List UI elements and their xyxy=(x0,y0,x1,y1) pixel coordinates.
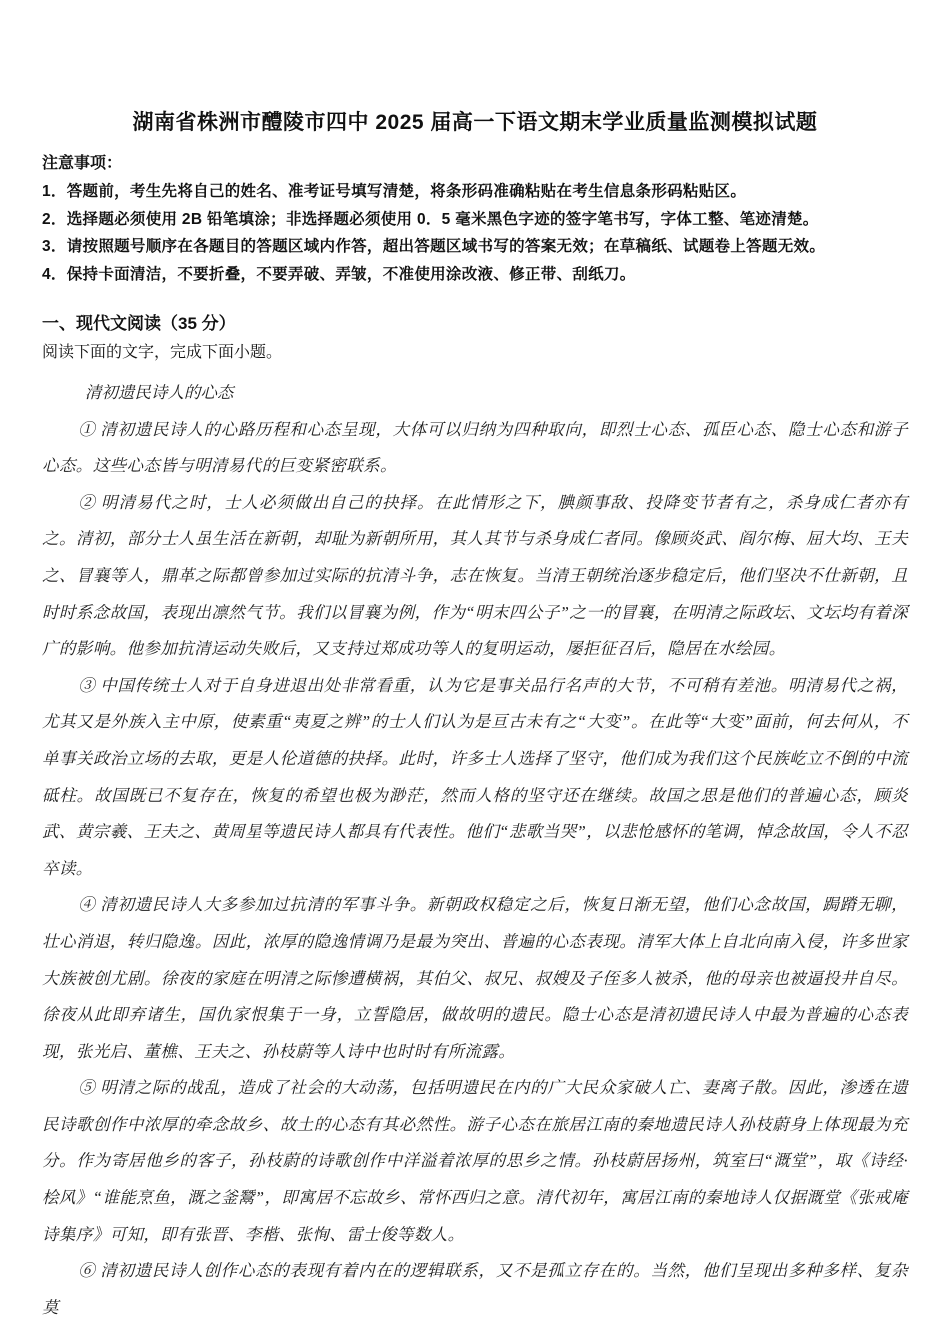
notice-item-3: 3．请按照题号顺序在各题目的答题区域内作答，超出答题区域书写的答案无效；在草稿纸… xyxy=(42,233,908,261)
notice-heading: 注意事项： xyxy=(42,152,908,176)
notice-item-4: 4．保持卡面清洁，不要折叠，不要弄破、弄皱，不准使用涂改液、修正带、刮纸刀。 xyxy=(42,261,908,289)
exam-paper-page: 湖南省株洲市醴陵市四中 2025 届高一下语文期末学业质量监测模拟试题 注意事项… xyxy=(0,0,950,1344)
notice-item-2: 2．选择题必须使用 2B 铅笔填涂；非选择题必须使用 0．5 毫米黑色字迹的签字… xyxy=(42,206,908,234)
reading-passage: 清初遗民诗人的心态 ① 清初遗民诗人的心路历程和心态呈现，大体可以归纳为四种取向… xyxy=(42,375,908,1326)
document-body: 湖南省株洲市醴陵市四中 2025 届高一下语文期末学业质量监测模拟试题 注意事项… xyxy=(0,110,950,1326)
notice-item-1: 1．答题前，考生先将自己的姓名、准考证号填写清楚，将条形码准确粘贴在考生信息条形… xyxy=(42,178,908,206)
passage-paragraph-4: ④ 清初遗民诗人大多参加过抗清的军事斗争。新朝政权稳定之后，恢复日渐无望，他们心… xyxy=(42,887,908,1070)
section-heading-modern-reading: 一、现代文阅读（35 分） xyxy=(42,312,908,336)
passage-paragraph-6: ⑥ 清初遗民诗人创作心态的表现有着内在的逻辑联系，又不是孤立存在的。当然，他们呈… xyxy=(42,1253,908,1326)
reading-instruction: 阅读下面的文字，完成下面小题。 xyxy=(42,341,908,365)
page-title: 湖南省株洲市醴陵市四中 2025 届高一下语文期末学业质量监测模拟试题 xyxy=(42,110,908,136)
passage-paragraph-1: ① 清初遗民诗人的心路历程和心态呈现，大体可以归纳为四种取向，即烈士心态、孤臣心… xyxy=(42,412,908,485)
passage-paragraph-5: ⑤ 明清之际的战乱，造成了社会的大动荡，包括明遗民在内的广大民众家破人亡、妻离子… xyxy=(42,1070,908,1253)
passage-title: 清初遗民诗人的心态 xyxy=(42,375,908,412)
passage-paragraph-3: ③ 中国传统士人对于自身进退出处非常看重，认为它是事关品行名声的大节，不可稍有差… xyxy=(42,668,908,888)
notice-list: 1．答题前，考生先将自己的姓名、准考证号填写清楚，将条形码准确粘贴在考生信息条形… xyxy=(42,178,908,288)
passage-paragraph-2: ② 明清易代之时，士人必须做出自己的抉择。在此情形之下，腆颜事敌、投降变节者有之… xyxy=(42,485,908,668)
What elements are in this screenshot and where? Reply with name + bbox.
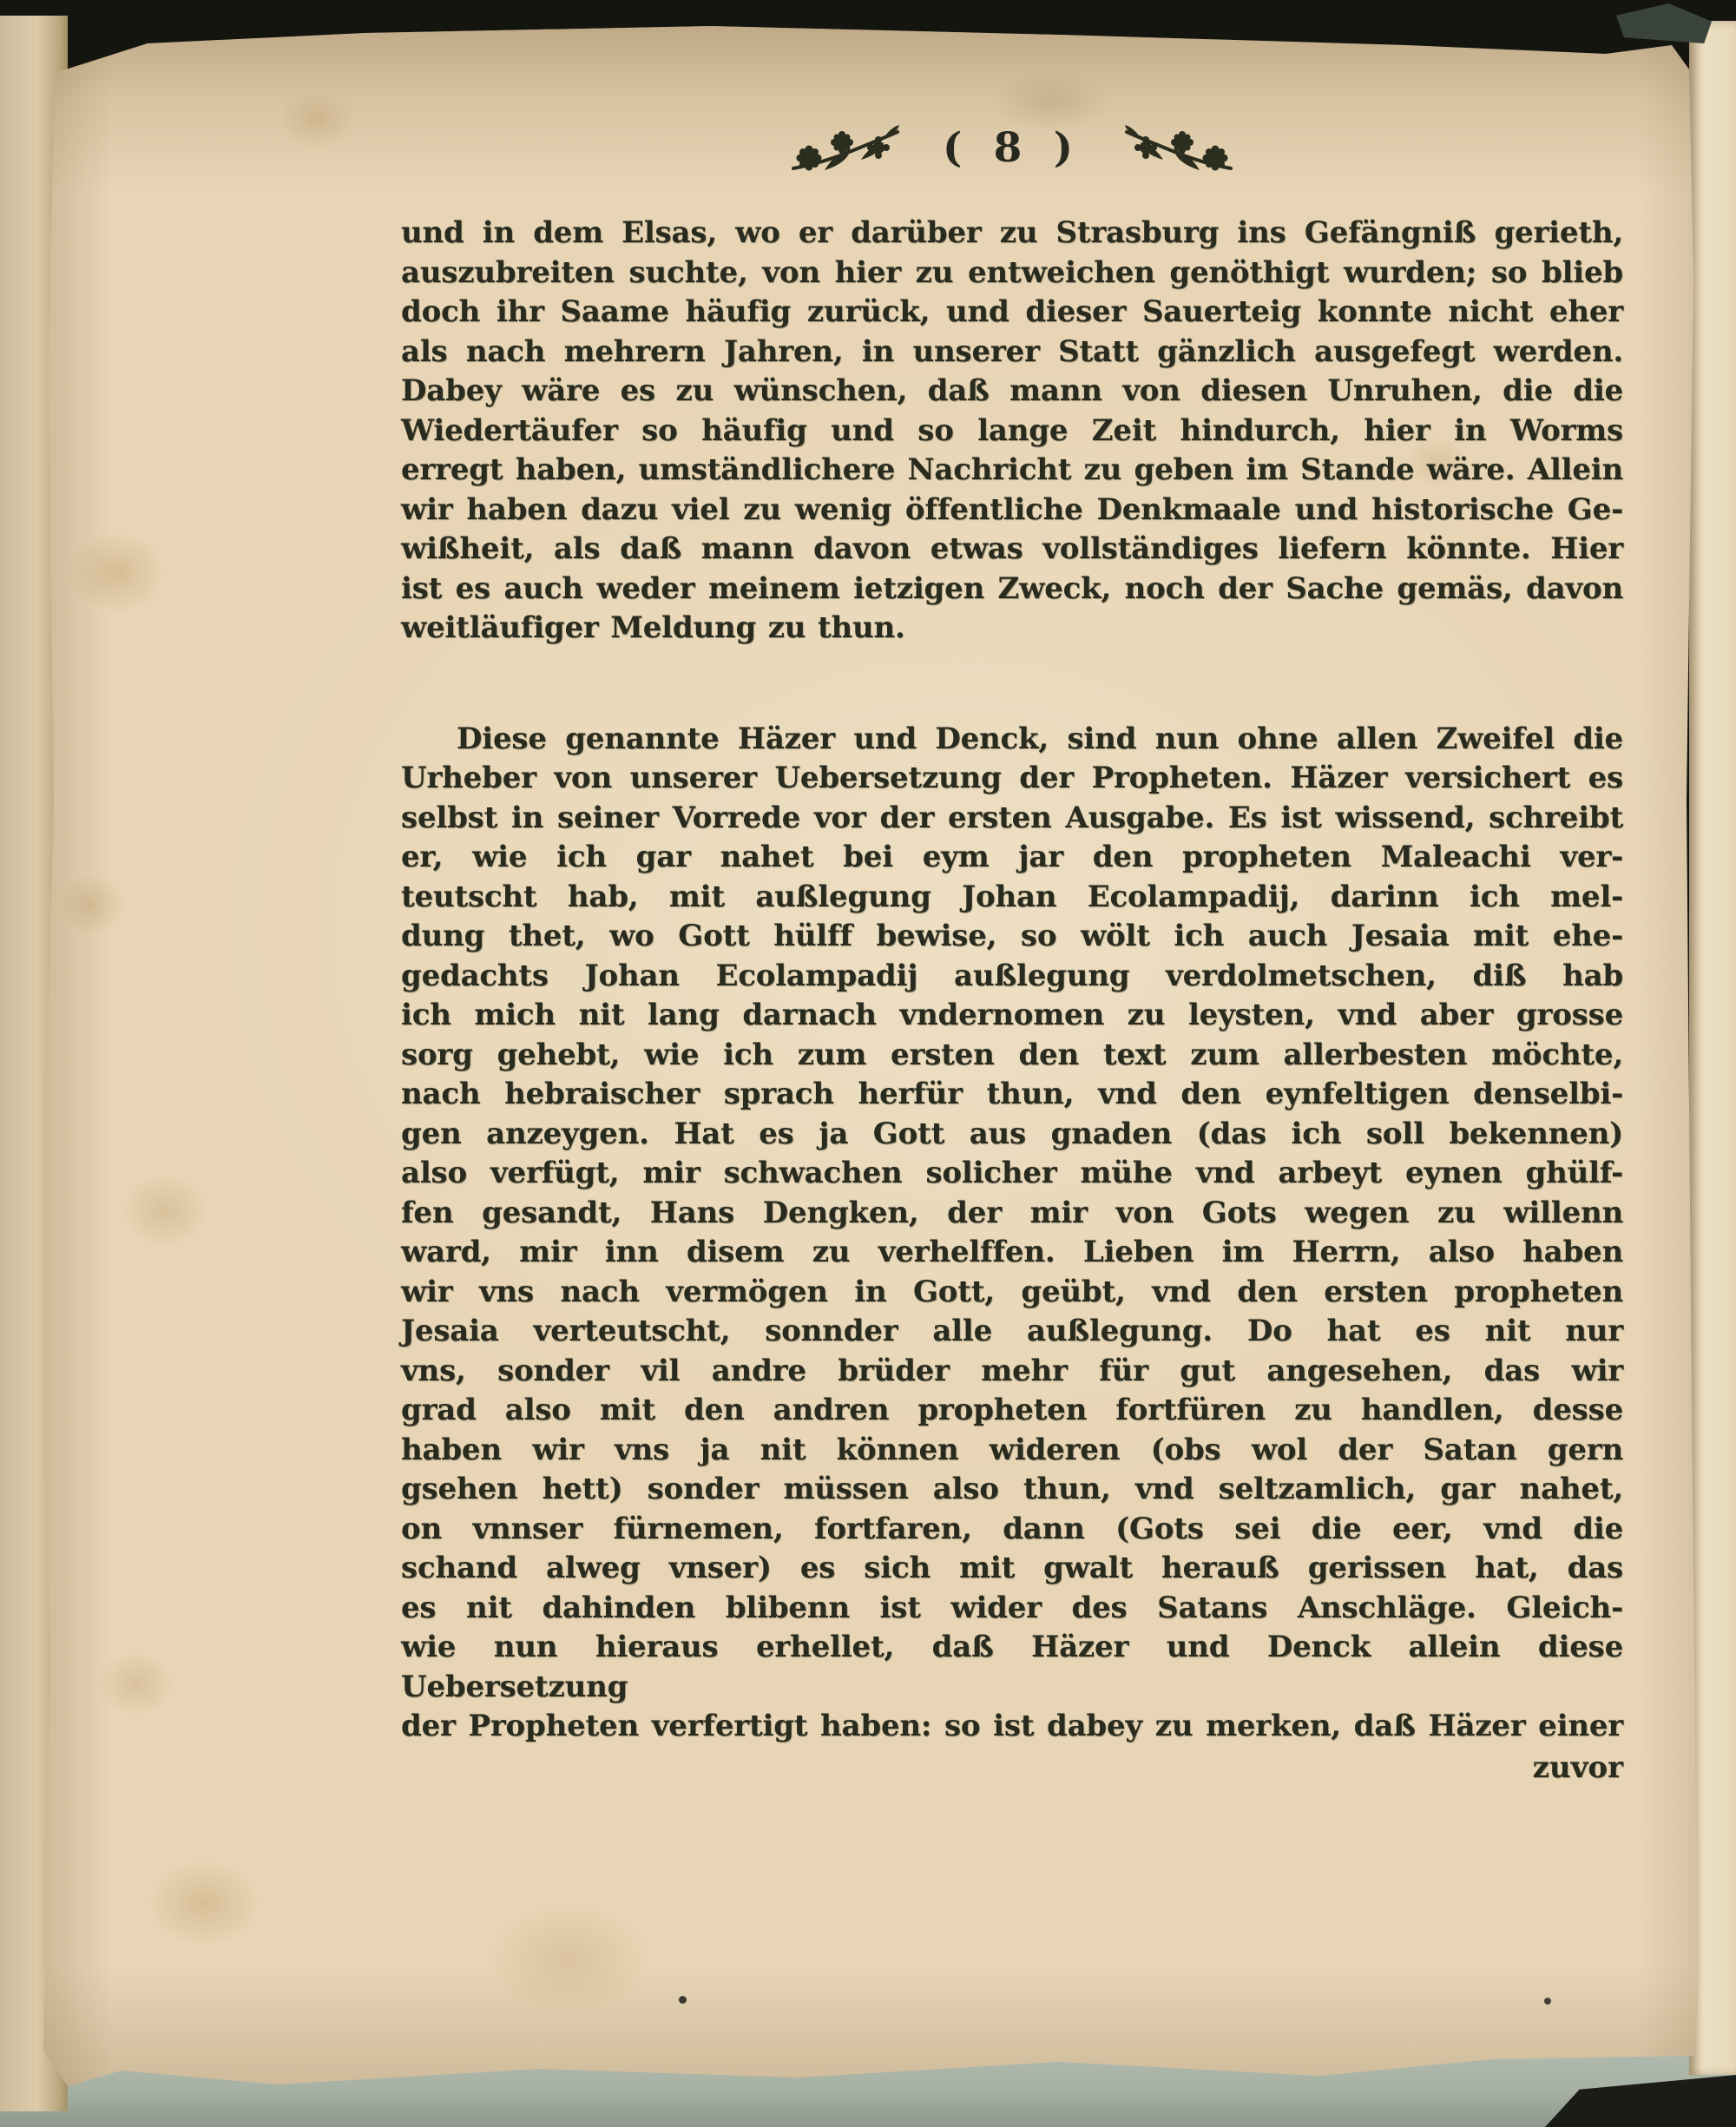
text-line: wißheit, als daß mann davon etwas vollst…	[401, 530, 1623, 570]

◇ ◇ ◇ ◇ ◇

> [TASK]:
Write out all the records again with "elements" swapped for "components" and nothing else changed. Leave the pictures out.

> [IN RESPONSE]:
List UI components and their xyxy=(x0,y0,x1,y1) pixel coordinates.
notice-item-3: 3．请按照题号顺序在各题目的答题区域内作答，超出答题区域书写的答案无效；在草稿纸… xyxy=(42,233,908,261)
notice-heading: 注意事项： xyxy=(42,152,908,176)
notice-item-4: 4．保持卡面清洁，不要折叠，不要弄破、弄皱，不准使用涂改液、修正带、刮纸刀。 xyxy=(42,261,908,289)
exam-paper-page: 湖南省株洲市醴陵市四中 2025 届高一下语文期末学业质量监测模拟试题 注意事项… xyxy=(0,0,950,1344)
notice-item-2: 2．选择题必须使用 2B 铅笔填涂；非选择题必须使用 0．5 毫米黑色字迹的签字… xyxy=(42,206,908,234)
reading-passage: 清初遗民诗人的心态 ① 清初遗民诗人的心路历程和心态呈现，大体可以归纳为四种取向… xyxy=(42,375,908,1326)
document-body: 湖南省株洲市醴陵市四中 2025 届高一下语文期末学业质量监测模拟试题 注意事项… xyxy=(0,110,950,1326)
notice-item-1: 1．答题前，考生先将自己的姓名、准考证号填写清楚，将条形码准确粘贴在考生信息条形… xyxy=(42,178,908,206)
passage-paragraph-4: ④ 清初遗民诗人大多参加过抗清的军事斗争。新朝政权稳定之后，恢复日渐无望，他们心… xyxy=(42,887,908,1070)
section-heading-modern-reading: 一、现代文阅读（35 分） xyxy=(42,312,908,336)
passage-paragraph-6: ⑥ 清初遗民诗人创作心态的表现有着内在的逻辑联系，又不是孤立存在的。当然，他们呈… xyxy=(42,1253,908,1326)
reading-instruction: 阅读下面的文字，完成下面小题。 xyxy=(42,341,908,365)
page-title: 湖南省株洲市醴陵市四中 2025 届高一下语文期末学业质量监测模拟试题 xyxy=(42,110,908,136)
passage-paragraph-1: ① 清初遗民诗人的心路历程和心态呈现，大体可以归纳为四种取向，即烈士心态、孤臣心… xyxy=(42,412,908,485)
passage-paragraph-5: ⑤ 明清之际的战乱，造成了社会的大动荡，包括明遗民在内的广大民众家破人亡、妻离子… xyxy=(42,1070,908,1253)
passage-title: 清初遗民诗人的心态 xyxy=(42,375,908,412)
passage-paragraph-3: ③ 中国传统士人对于自身进退出处非常看重，认为它是事关品行名声的大节，不可稍有差… xyxy=(42,668,908,888)
notice-list: 1．答题前，考生先将自己的姓名、准考证号填写清楚，将条形码准确粘贴在考生信息条形… xyxy=(42,178,908,288)
passage-paragraph-2: ② 明清易代之时，士人必须做出自己的抉择。在此情形之下，腆颜事敌、投降变节者有之… xyxy=(42,485,908,668)
What components are in this screenshot and where? Reply with name + bbox.
text-line: wißheit, als daß mann davon etwas vollst…	[401, 530, 1623, 570]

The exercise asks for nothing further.